■ Task goal
Work out how many lines in the entries contain the string "xlabel", and give nothing but that number.

■ Records to use
◇ ◇ ◇
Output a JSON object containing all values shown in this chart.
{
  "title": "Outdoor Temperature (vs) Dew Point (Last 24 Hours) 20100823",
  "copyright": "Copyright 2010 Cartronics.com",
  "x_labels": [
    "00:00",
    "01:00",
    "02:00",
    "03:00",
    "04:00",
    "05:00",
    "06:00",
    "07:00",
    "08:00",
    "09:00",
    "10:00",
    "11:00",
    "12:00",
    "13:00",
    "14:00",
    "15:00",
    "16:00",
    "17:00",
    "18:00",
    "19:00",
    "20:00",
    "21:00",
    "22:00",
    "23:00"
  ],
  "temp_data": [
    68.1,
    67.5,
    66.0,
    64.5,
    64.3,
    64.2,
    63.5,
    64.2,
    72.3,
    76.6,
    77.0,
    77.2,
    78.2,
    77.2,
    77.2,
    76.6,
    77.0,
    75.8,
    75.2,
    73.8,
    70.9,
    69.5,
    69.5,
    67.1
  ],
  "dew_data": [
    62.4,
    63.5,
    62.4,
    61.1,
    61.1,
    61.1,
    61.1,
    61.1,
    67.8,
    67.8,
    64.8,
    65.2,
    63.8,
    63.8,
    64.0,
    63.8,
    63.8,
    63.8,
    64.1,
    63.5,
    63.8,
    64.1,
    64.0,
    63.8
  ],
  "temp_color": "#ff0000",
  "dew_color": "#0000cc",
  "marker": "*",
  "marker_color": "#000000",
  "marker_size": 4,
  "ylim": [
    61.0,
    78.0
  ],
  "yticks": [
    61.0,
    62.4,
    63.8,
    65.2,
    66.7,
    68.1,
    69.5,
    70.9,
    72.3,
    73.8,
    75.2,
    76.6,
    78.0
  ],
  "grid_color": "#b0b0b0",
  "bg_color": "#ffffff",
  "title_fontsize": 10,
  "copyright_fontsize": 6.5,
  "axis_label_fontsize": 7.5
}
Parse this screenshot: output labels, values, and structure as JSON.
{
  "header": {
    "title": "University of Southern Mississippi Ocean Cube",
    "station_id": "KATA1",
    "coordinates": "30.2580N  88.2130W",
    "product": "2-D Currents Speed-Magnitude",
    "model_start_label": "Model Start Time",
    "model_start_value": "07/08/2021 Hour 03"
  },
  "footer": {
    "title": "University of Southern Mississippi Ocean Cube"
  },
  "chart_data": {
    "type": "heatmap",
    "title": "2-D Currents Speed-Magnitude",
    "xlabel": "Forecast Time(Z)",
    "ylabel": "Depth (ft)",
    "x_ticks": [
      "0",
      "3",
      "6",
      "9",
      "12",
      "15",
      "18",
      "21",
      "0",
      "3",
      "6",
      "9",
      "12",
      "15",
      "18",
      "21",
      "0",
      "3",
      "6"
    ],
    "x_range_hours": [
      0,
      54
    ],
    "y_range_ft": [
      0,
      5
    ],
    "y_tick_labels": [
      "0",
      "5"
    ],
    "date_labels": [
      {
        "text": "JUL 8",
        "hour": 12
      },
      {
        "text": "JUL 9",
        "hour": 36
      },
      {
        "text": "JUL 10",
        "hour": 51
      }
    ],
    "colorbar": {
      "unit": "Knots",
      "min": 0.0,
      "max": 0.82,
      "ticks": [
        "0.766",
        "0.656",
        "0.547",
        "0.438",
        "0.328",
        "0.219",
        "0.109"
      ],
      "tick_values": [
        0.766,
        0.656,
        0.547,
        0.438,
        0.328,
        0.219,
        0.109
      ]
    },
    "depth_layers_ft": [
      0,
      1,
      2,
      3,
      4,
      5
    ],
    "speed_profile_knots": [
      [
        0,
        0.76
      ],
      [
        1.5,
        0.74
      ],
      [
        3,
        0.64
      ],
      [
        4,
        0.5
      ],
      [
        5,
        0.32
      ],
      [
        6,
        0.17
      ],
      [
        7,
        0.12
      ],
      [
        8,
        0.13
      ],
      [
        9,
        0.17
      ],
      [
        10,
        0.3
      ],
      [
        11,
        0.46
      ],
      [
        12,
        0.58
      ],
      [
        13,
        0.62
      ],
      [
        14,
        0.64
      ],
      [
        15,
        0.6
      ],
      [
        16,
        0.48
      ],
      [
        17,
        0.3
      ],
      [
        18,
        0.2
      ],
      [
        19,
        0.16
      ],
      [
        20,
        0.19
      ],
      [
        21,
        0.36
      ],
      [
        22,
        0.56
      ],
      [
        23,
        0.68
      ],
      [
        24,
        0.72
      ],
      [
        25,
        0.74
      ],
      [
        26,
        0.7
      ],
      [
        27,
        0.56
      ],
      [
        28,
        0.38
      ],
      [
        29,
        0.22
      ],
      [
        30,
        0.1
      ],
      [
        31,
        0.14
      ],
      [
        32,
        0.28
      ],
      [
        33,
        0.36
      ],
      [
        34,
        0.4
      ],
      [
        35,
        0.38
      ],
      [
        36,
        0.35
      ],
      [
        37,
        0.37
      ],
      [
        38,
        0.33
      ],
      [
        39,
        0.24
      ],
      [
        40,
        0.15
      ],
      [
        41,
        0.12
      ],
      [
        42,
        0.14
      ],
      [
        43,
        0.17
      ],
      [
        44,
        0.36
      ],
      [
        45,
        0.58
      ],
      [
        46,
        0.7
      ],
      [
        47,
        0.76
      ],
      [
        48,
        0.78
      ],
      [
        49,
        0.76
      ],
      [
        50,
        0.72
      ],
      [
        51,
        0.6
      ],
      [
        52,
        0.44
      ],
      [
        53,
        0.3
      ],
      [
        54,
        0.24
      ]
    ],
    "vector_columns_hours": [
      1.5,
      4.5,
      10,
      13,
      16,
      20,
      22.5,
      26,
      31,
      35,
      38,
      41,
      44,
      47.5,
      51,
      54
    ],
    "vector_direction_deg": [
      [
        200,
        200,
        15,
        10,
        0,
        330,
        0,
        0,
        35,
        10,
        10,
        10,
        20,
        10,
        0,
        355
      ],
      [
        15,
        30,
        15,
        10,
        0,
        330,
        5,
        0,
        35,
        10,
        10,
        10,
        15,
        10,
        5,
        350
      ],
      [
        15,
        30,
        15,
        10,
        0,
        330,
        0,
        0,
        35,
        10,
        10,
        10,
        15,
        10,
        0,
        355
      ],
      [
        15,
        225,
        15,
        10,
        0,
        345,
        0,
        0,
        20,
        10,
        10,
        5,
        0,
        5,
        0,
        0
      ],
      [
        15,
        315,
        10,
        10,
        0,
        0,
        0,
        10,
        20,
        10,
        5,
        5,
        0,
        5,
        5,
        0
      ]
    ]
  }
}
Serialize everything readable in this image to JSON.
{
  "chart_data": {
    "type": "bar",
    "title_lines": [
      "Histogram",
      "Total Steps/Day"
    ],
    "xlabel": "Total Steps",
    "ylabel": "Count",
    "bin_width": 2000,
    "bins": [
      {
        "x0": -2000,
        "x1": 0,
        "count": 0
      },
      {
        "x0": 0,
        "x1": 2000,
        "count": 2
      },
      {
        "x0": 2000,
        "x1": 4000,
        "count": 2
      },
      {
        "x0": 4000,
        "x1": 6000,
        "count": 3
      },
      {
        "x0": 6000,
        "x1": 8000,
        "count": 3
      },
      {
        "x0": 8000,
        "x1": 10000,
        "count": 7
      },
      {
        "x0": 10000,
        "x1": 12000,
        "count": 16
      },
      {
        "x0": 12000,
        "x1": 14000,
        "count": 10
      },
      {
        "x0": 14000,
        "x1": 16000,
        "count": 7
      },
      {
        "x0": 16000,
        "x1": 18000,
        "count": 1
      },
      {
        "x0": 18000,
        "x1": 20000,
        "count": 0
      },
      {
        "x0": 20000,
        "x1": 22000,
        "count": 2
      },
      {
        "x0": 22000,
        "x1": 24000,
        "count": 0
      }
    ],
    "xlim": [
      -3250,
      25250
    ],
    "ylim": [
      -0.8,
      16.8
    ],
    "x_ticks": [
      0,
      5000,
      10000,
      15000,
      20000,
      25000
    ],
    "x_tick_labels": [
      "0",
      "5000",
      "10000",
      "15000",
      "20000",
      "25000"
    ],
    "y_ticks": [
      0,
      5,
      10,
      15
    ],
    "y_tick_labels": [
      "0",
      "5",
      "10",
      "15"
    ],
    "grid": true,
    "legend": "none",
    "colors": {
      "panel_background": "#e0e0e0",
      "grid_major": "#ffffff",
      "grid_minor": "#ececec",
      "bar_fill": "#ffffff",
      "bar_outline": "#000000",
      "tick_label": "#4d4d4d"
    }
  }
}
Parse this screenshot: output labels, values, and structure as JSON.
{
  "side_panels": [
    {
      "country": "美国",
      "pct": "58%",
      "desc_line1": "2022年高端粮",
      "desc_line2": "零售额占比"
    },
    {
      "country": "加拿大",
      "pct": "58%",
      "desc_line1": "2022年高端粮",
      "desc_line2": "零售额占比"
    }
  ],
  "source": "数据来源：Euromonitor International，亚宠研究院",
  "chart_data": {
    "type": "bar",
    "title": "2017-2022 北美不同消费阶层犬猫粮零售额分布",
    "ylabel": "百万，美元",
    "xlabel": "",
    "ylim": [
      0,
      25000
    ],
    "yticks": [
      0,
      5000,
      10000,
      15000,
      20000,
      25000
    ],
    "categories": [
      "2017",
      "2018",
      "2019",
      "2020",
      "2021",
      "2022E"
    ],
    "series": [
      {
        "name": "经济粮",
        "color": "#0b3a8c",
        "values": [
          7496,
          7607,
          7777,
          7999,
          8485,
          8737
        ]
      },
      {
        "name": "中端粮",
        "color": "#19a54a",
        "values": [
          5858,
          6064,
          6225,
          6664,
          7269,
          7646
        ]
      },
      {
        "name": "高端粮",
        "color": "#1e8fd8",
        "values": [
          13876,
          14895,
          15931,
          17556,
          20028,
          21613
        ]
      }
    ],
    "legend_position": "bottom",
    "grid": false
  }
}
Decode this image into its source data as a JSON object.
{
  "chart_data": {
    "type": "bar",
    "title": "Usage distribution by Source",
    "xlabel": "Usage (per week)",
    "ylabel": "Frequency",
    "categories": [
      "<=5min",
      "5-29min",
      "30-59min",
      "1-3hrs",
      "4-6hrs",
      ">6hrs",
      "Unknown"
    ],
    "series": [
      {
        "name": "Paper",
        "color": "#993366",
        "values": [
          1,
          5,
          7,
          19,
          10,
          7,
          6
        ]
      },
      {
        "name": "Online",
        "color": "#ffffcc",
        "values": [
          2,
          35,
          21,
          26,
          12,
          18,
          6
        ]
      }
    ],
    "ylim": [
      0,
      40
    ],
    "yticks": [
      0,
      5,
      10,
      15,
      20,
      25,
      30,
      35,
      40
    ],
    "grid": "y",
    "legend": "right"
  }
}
◇ ◇ ◇
■ Response to the exercise
4